(Dataset excerpt)
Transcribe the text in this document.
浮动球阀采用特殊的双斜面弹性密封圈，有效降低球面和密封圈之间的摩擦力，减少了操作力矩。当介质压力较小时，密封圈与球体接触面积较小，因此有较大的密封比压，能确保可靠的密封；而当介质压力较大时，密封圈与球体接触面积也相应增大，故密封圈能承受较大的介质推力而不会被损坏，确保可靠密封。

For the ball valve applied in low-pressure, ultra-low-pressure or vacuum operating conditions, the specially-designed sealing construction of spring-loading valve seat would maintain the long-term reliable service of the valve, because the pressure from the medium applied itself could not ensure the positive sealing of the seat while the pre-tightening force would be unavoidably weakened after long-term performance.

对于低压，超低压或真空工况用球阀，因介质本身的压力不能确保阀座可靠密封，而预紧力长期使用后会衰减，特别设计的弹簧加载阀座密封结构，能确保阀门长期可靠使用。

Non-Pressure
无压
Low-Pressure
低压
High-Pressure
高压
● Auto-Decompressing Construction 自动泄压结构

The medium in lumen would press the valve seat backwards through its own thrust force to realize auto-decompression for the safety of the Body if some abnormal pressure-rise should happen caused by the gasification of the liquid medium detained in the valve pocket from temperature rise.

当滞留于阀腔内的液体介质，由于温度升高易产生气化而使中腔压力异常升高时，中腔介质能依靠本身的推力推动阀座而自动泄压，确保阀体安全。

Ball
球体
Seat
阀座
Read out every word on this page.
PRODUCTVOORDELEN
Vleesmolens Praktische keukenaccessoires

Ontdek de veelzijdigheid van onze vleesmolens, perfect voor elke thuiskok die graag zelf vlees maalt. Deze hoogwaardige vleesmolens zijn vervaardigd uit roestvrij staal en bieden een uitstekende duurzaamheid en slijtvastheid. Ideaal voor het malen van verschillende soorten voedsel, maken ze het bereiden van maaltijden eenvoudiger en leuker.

Task objective: Output the line holding "Read out every word on this page.", then every later line through the end of the records above, exactly as given and nothing else.

Complete response:
Read out every word on this page.
PRODUCTVOORDELEN
Vleesmolens Praktische keukenaccessoires

Ontdek de veelzijdigheid van onze vleesmolens, perfect voor elke thuiskok die graag zelf vlees maalt. Deze hoogwaardige vleesmolens zijn vervaardigd uit roestvrij staal en bieden een uitstekende duurzaamheid en slijtvastheid. Ideaal voor het malen van verschillende soorten voedsel, maken ze het bereiden van maaltijden eenvoudiger en leuker.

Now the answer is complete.